WORK REQUIRED:
Quote the records that follow in full and exactly; leave out the pictures.

PROVIDED MATERIAL:
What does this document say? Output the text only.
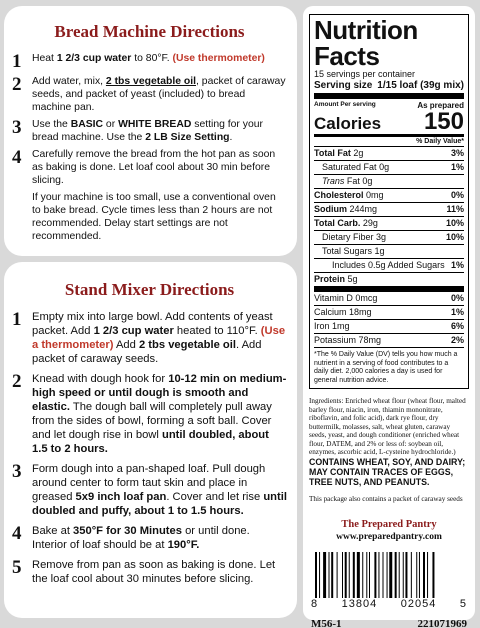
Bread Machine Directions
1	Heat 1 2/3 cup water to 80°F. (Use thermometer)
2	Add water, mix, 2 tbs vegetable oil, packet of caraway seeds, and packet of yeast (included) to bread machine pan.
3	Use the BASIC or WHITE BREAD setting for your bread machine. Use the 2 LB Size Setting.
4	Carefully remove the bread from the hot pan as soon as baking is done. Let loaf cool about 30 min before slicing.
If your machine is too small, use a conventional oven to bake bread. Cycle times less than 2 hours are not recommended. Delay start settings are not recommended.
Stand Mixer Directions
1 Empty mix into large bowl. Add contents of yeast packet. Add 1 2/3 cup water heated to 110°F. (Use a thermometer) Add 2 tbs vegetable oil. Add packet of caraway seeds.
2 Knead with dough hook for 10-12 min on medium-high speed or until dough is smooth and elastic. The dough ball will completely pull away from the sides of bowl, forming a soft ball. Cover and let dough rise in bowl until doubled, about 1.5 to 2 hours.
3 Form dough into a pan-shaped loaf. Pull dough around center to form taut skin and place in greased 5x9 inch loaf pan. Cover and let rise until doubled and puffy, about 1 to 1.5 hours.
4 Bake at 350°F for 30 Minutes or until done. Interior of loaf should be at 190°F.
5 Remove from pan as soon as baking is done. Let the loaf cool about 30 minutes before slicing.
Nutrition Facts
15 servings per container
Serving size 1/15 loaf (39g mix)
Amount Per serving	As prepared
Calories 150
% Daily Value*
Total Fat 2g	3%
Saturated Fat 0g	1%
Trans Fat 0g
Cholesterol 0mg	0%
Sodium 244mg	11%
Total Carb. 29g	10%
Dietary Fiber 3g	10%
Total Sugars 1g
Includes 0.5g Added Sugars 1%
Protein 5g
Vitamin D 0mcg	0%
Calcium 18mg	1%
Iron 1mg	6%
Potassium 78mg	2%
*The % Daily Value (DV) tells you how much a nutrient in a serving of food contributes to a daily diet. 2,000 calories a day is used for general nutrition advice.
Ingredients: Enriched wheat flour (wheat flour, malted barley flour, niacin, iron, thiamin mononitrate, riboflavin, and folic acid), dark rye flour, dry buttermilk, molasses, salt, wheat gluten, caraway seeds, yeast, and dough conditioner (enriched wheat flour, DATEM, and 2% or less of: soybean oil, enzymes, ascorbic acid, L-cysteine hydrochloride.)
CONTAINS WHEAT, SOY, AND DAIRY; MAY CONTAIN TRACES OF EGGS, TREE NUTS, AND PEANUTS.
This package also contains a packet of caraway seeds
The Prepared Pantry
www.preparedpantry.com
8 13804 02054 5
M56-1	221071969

RESULT FOR THIS TASK:
What does this document say? Output the text only.
Bread Machine Directions
1	Heat 1 2/3 cup water to 80°F. (Use thermometer)
2	Add water, mix, 2 tbs vegetable oil, packet of caraway seeds, and packet of yeast (included) to bread machine pan.
3	Use the BASIC or WHITE BREAD setting for your bread machine. Use the 2 LB Size Setting.
4	Carefully remove the bread from the hot pan as soon as baking is done. Let loaf cool about 30 min before slicing.
If your machine is too small, use a conventional oven to bake bread. Cycle times less than 2 hours are not recommended. Delay start settings are not recommended.
Stand Mixer Directions
1 Empty mix into large bowl. Add contents of yeast packet. Add 1 2/3 cup water heated to 110°F. (Use a thermometer) Add 2 tbs vegetable oil. Add packet of caraway seeds.
2 Knead with dough hook for 10-12 min on medium-high speed or until dough is smooth and elastic. The dough ball will completely pull away from the sides of bowl, forming a soft ball. Cover and let dough rise in bowl until doubled, about 1.5 to 2 hours.
3 Form dough into a pan-shaped loaf. Pull dough around center to form taut skin and place in greased 5x9 inch loaf pan. Cover and let rise until doubled and puffy, about 1 to 1.5 hours.
4 Bake at 350°F for 30 Minutes or until done. Interior of loaf should be at 190°F.
5 Remove from pan as soon as baking is done. Let the loaf cool about 30 minutes before slicing.
Nutrition Facts
15 servings per container
Serving size 1/15 loaf (39g mix)
Amount Per serving	As prepared
Calories 150
% Daily Value*
Total Fat 2g	3%
Saturated Fat 0g	1%
Trans Fat 0g
Cholesterol 0mg	0%
Sodium 244mg	11%
Total Carb. 29g	10%
Dietary Fiber 3g	10%
Total Sugars 1g
Includes 0.5g Added Sugars 1%
Protein 5g
Vitamin D 0mcg	0%
Calcium 18mg	1%
Iron 1mg	6%
Potassium 78mg	2%
*The % Daily Value (DV) tells you how much a nutrient in a serving of food contributes to a daily diet. 2,000 calories a day is used for general nutrition advice.
Ingredients: Enriched wheat flour (wheat flour, malted barley flour, niacin, iron, thiamin mononitrate, riboflavin, and folic acid), dark rye flour, dry buttermilk, molasses, salt, wheat gluten, caraway seeds, yeast, and dough conditioner (enriched wheat flour, DATEM, and 2% or less of: soybean oil, enzymes, ascorbic acid, L-cysteine hydrochloride.)
CONTAINS WHEAT, SOY, AND DAIRY; MAY CONTAIN TRACES OF EGGS, TREE NUTS, AND PEANUTS.
This package also contains a packet of caraway seeds
The Prepared Pantry
www.preparedpantry.com
8 13804 02054 5
M56-1	221071969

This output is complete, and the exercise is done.